■ Short exercise ■
Your task is to repeat all of the data exactly while excluding the pictures.

■ Available records ■
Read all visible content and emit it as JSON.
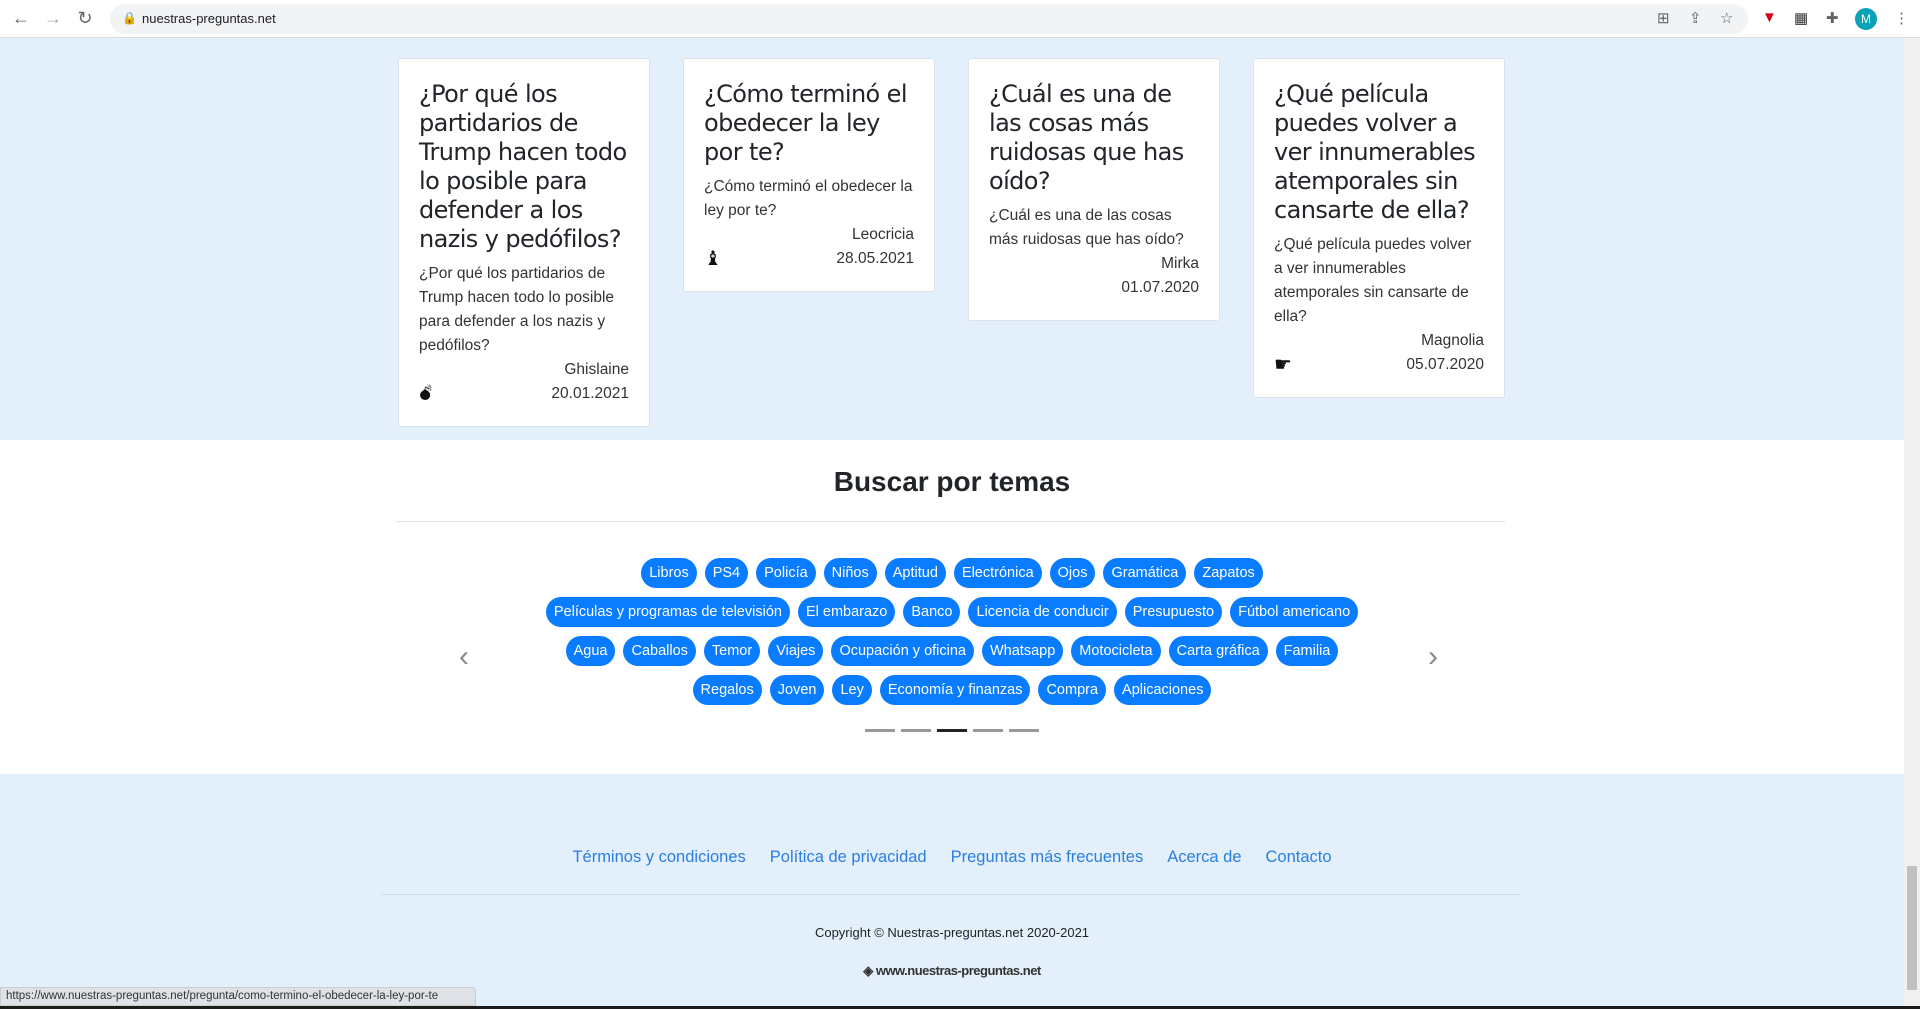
{
  "browser": {
    "url": "nuestras-preguntas.net",
    "avatar_letter": "M",
    "status_url": "https://www.nuestras-preguntas.net/pregunta/como-termino-el-obedecer-la-ley-por-te"
  },
  "cards": [
    {
      "title": "¿Por qué los partidarios de Trump hacen todo lo posible para defender a los nazis y pedófilos?",
      "excerpt": "¿Por qué los partidarios de Trump hacen todo lo posible para defender a los nazis y pedófilos?",
      "author": "Ghislaine",
      "date": "20.01.2021",
      "icon": "bomb-icon"
    },
    {
      "title": "¿Cómo terminó el obedecer la ley por te?",
      "excerpt": "¿Cómo terminó el obedecer la ley por te?",
      "author": "Leocricia",
      "date": "28.05.2021",
      "icon": "chess-bishop-icon"
    },
    {
      "title": "¿Cuál es una de las cosas más ruidosas que has oído?",
      "excerpt": "¿Cuál es una de las cosas más ruidosas que has oído?",
      "author": "Mirka",
      "date": "01.07.2020",
      "icon": ""
    },
    {
      "title": "¿Qué película puedes volver a ver innumerables atemporales sin cansarte de ella?",
      "excerpt": "¿Qué película puedes volver a ver innumerables atemporales sin cansarte de ella?",
      "author": "Magnolia",
      "date": "05.07.2020",
      "icon": "hand-pointing-right-icon"
    }
  ],
  "topics": {
    "heading": "Buscar por temas",
    "rows": [
      [
        "Libros",
        "PS4",
        "Policía",
        "Niños",
        "Aptitud",
        "Electrónica",
        "Ojos",
        "Gramática",
        "Zapatos"
      ],
      [
        "Películas y programas de televisión",
        "El embarazo",
        "Banco",
        "Licencia de conducir",
        "Presupuesto",
        "Fútbol americano"
      ],
      [
        "Agua",
        "Caballos",
        "Temor",
        "Viajes",
        "Ocupación y oficina",
        "Whatsapp",
        "Motocicleta",
        "Carta gráfica",
        "Familia"
      ],
      [
        "Regalos",
        "Joven",
        "Ley",
        "Economía y finanzas",
        "Compra",
        "Aplicaciones"
      ]
    ],
    "carousel_active_index": 2,
    "carousel_count": 5
  },
  "footer": {
    "links": [
      "Términos y condiciones",
      "Política de privacidad",
      "Preguntas más frecuentes",
      "Acerca de",
      "Contacto"
    ],
    "copyright": "Copyright © Nuestras-preguntas.net 2020-2021",
    "logo_text": "www.nuestras-preguntas.net"
  }
}
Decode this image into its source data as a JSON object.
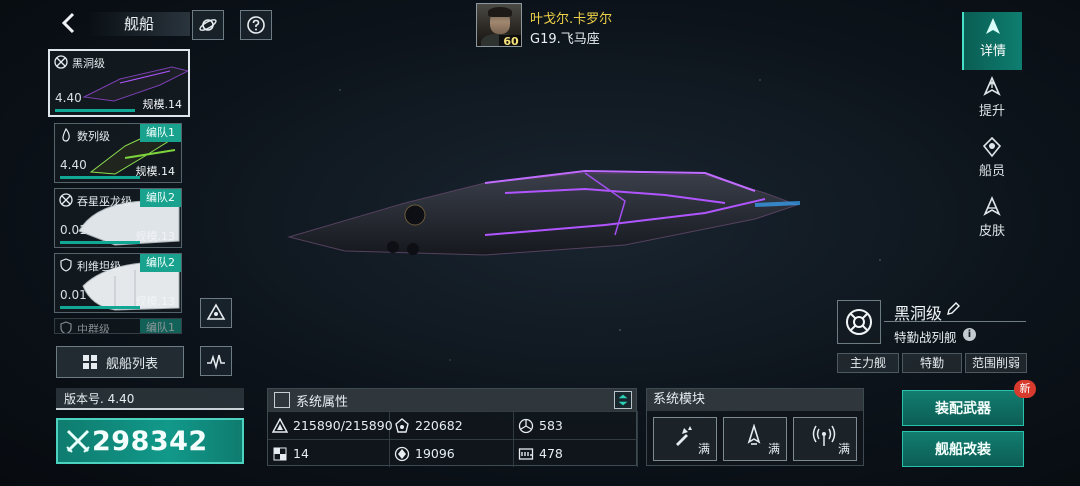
{
  "header": {
    "title": "舰船"
  },
  "commander": {
    "name": "叶戈尔.卡罗尔",
    "server": "G19.飞马座",
    "level": "60"
  },
  "ships": [
    {
      "name": "黑洞级",
      "level": "4.40",
      "scale": "规模.14",
      "fleet": "",
      "icon": "target-icon"
    },
    {
      "name": "数列级",
      "level": "4.40",
      "scale": "规模.14",
      "fleet": "编队1",
      "icon": "flame-icon"
    },
    {
      "name": "吞星巫龙级",
      "level": "0.01",
      "scale": "规模.13",
      "fleet": "编队2",
      "icon": "target-icon"
    },
    {
      "name": "利维坦级",
      "level": "0.01",
      "scale": "规模.13",
      "fleet": "编队2",
      "icon": "shield-icon"
    },
    {
      "name": "中群级",
      "fleet": "编队1",
      "icon": "shield-icon"
    }
  ],
  "ship_list_button": "舰船列表",
  "version": "版本号. 4.40",
  "power": "298342",
  "attributes": {
    "title": "系统属性",
    "items": [
      {
        "icon": "hull-icon",
        "value": "215890/215890"
      },
      {
        "icon": "armor-icon",
        "value": "220682"
      },
      {
        "icon": "energy-icon",
        "value": "583"
      },
      {
        "icon": "checker-icon",
        "value": "14"
      },
      {
        "icon": "shield-core-icon",
        "value": "19096"
      },
      {
        "icon": "speed-icon",
        "value": "478"
      }
    ]
  },
  "modules": {
    "title": "系统模块",
    "slots": [
      {
        "icon": "weapon-module-icon",
        "status": "满"
      },
      {
        "icon": "ship-module-icon",
        "status": "满"
      },
      {
        "icon": "antenna-module-icon",
        "status": "满"
      }
    ]
  },
  "actions": {
    "equip_weapons": "装配武器",
    "modify_ship": "舰船改装",
    "new_badge": "新"
  },
  "nav": [
    {
      "label": "详情",
      "icon": "details-icon",
      "active": true
    },
    {
      "label": "提升",
      "icon": "upgrade-icon",
      "active": false
    },
    {
      "label": "船员",
      "icon": "crew-icon",
      "active": false
    },
    {
      "label": "皮肤",
      "icon": "skin-icon",
      "active": false
    }
  ],
  "ship_info": {
    "name": "黑洞级",
    "class": "特勤战列舰",
    "tags": [
      "主力舰",
      "特勤",
      "范围削弱"
    ]
  },
  "colors": {
    "accent": "#12a694",
    "name_gold": "#f0d24a",
    "glow_purple": "#b055ff"
  }
}
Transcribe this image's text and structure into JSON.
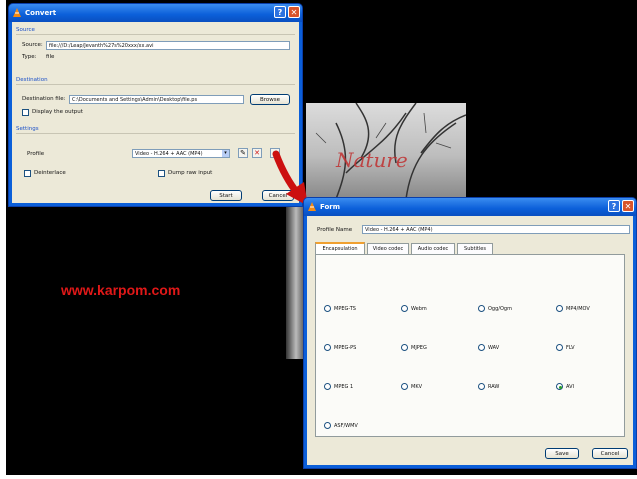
{
  "watermark": "www.karpom.com",
  "photo_text": "Nature",
  "convert_dialog": {
    "title": "Convert",
    "source_group": "Source",
    "source_label": "Source:",
    "source_value": "file:///D:/Leap/Jevanth%27s%20xxx/xx.avi",
    "type_label": "Type:",
    "type_value": "file",
    "destination_group": "Destination",
    "destination_file_label": "Destination file:",
    "destination_file_value": "C:\\Documents and Settings\\Admin\\Desktop\\file.ps",
    "browse_label": "Browse",
    "display_output_label": "Display the output",
    "settings_group": "Settings",
    "profile_label": "Profile",
    "profile_value": "Video - H.264 + AAC (MP4)",
    "deinterlace_label": "Deinterlace",
    "dump_raw_label": "Dump raw input",
    "start_label": "Start",
    "cancel_label": "Cancel"
  },
  "form_dialog": {
    "title": "Form",
    "profile_name_label": "Profile Name",
    "profile_name_value": "Video - H.264 + AAC (MP4)",
    "tabs": [
      "Encapsulation",
      "Video codec",
      "Audio codec",
      "Subtitles"
    ],
    "active_tab": 0,
    "options": [
      {
        "label": "MPEG-TS",
        "checked": false
      },
      {
        "label": "Webm",
        "checked": false
      },
      {
        "label": "Ogg/Ogm",
        "checked": false
      },
      {
        "label": "MP4/MOV",
        "checked": false
      },
      {
        "label": "MPEG-PS",
        "checked": false
      },
      {
        "label": "MJPEG",
        "checked": false
      },
      {
        "label": "WAV",
        "checked": false
      },
      {
        "label": "FLV",
        "checked": false
      },
      {
        "label": "MPEG 1",
        "checked": false
      },
      {
        "label": "MKV",
        "checked": false
      },
      {
        "label": "RAW",
        "checked": false
      },
      {
        "label": "AVI",
        "checked": true
      },
      {
        "label": "ASF/WMV",
        "checked": false
      }
    ],
    "save_label": "Save",
    "cancel_label": "Cancel"
  },
  "colors": {
    "titlebar": "#0b5fd9",
    "dialog_bg": "#ece9d8",
    "watermark": "#e01818",
    "arrow": "#cc1010"
  }
}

■ Reply to the task ■
Read all visible content and emit it as JSON.
{
  "browser": {
    "url": "nuestras-preguntas.net",
    "avatar_letter": "M",
    "status_url": "https://www.nuestras-preguntas.net/pregunta/como-termino-el-obedecer-la-ley-por-te"
  },
  "cards": [
    {
      "title": "¿Por qué los partidarios de Trump hacen todo lo posible para defender a los nazis y pedófilos?",
      "excerpt": "¿Por qué los partidarios de Trump hacen todo lo posible para defender a los nazis y pedófilos?",
      "author": "Ghislaine",
      "date": "20.01.2021",
      "icon": "bomb-icon"
    },
    {
      "title": "¿Cómo terminó el obedecer la ley por te?",
      "excerpt": "¿Cómo terminó el obedecer la ley por te?",
      "author": "Leocricia",
      "date": "28.05.2021",
      "icon": "chess-bishop-icon"
    },
    {
      "title": "¿Cuál es una de las cosas más ruidosas que has oído?",
      "excerpt": "¿Cuál es una de las cosas más ruidosas que has oído?",
      "author": "Mirka",
      "date": "01.07.2020",
      "icon": ""
    },
    {
      "title": "¿Qué película puedes volver a ver innumerables atemporales sin cansarte de ella?",
      "excerpt": "¿Qué película puedes volver a ver innumerables atemporales sin cansarte de ella?",
      "author": "Magnolia",
      "date": "05.07.2020",
      "icon": "hand-pointing-right-icon"
    }
  ],
  "topics": {
    "heading": "Buscar por temas",
    "rows": [
      [
        "Libros",
        "PS4",
        "Policía",
        "Niños",
        "Aptitud",
        "Electrónica",
        "Ojos",
        "Gramática",
        "Zapatos"
      ],
      [
        "Películas y programas de televisión",
        "El embarazo",
        "Banco",
        "Licencia de conducir",
        "Presupuesto",
        "Fútbol americano"
      ],
      [
        "Agua",
        "Caballos",
        "Temor",
        "Viajes",
        "Ocupación y oficina",
        "Whatsapp",
        "Motocicleta",
        "Carta gráfica",
        "Familia"
      ],
      [
        "Regalos",
        "Joven",
        "Ley",
        "Economía y finanzas",
        "Compra",
        "Aplicaciones"
      ]
    ],
    "carousel_active_index": 2,
    "carousel_count": 5
  },
  "footer": {
    "links": [
      "Términos y condiciones",
      "Política de privacidad",
      "Preguntas más frecuentes",
      "Acerca de",
      "Contacto"
    ],
    "copyright": "Copyright © Nuestras-preguntas.net 2020-2021",
    "logo_text": "www.nuestras-preguntas.net"
  }
}
Decode this image into its source data as a JSON object.
{
  "header": {
    "title": "舰船"
  },
  "commander": {
    "name": "叶戈尔.卡罗尔",
    "server": "G19.飞马座",
    "level": "60"
  },
  "ships": [
    {
      "name": "黑洞级",
      "level": "4.40",
      "scale": "规模.14",
      "fleet": "",
      "icon": "target-icon"
    },
    {
      "name": "数列级",
      "level": "4.40",
      "scale": "规模.14",
      "fleet": "编队1",
      "icon": "flame-icon"
    },
    {
      "name": "吞星巫龙级",
      "level": "0.01",
      "scale": "规模.13",
      "fleet": "编队2",
      "icon": "target-icon"
    },
    {
      "name": "利维坦级",
      "level": "0.01",
      "scale": "规模.13",
      "fleet": "编队2",
      "icon": "shield-icon"
    },
    {
      "name": "中群级",
      "fleet": "编队1",
      "icon": "shield-icon"
    }
  ],
  "ship_list_button": "舰船列表",
  "version": "版本号. 4.40",
  "power": "298342",
  "attributes": {
    "title": "系统属性",
    "items": [
      {
        "icon": "hull-icon",
        "value": "215890/215890"
      },
      {
        "icon": "armor-icon",
        "value": "220682"
      },
      {
        "icon": "energy-icon",
        "value": "583"
      },
      {
        "icon": "checker-icon",
        "value": "14"
      },
      {
        "icon": "shield-core-icon",
        "value": "19096"
      },
      {
        "icon": "speed-icon",
        "value": "478"
      }
    ]
  },
  "modules": {
    "title": "系统模块",
    "slots": [
      {
        "icon": "weapon-module-icon",
        "status": "满"
      },
      {
        "icon": "ship-module-icon",
        "status": "满"
      },
      {
        "icon": "antenna-module-icon",
        "status": "满"
      }
    ]
  },
  "actions": {
    "equip_weapons": "装配武器",
    "modify_ship": "舰船改装",
    "new_badge": "新"
  },
  "nav": [
    {
      "label": "详情",
      "icon": "details-icon",
      "active": true
    },
    {
      "label": "提升",
      "icon": "upgrade-icon",
      "active": false
    },
    {
      "label": "船员",
      "icon": "crew-icon",
      "active": false
    },
    {
      "label": "皮肤",
      "icon": "skin-icon",
      "active": false
    }
  ],
  "ship_info": {
    "name": "黑洞级",
    "class": "特勤战列舰",
    "tags": [
      "主力舰",
      "特勤",
      "范围削弱"
    ]
  },
  "colors": {
    "accent": "#12a694",
    "name_gold": "#f0d24a",
    "glow_purple": "#b055ff"
  }
}
Transcribe this image's text and structure into JSON.
{
  "watermark": "www.karpom.com",
  "photo_text": "Nature",
  "convert_dialog": {
    "title": "Convert",
    "source_group": "Source",
    "source_label": "Source:",
    "source_value": "file:///D:/Leap/Jevanth%27s%20xxx/xx.avi",
    "type_label": "Type:",
    "type_value": "file",
    "destination_group": "Destination",
    "destination_file_label": "Destination file:",
    "destination_file_value": "C:\\Documents and Settings\\Admin\\Desktop\\file.ps",
    "browse_label": "Browse",
    "display_output_label": "Display the output",
    "settings_group": "Settings",
    "profile_label": "Profile",
    "profile_value": "Video - H.264 + AAC (MP4)",
    "deinterlace_label": "Deinterlace",
    "dump_raw_label": "Dump raw input",
    "start_label": "Start",
    "cancel_label": "Cancel"
  },
  "form_dialog": {
    "title": "Form",
    "profile_name_label": "Profile Name",
    "profile_name_value": "Video - H.264 + AAC (MP4)",
    "tabs": [
      "Encapsulation",
      "Video codec",
      "Audio codec",
      "Subtitles"
    ],
    "active_tab": 0,
    "options": [
      {
        "label": "MPEG-TS",
        "checked": false
      },
      {
        "label": "Webm",
        "checked": false
      },
      {
        "label": "Ogg/Ogm",
        "checked": false
      },
      {
        "label": "MP4/MOV",
        "checked": false
      },
      {
        "label": "MPEG-PS",
        "checked": false
      },
      {
        "label": "MJPEG",
        "checked": false
      },
      {
        "label": "WAV",
        "checked": false
      },
      {
        "label": "FLV",
        "checked": false
      },
      {
        "label": "MPEG 1",
        "checked": false
      },
      {
        "label": "MKV",
        "checked": false
      },
      {
        "label": "RAW",
        "checked": false
      },
      {
        "label": "AVI",
        "checked": true
      },
      {
        "label": "ASF/WMV",
        "checked": false
      }
    ],
    "save_label": "Save",
    "cancel_label": "Cancel"
  },
  "colors": {
    "titlebar": "#0b5fd9",
    "dialog_bg": "#ece9d8",
    "watermark": "#e01818",
    "arrow": "#cc1010"
  }
}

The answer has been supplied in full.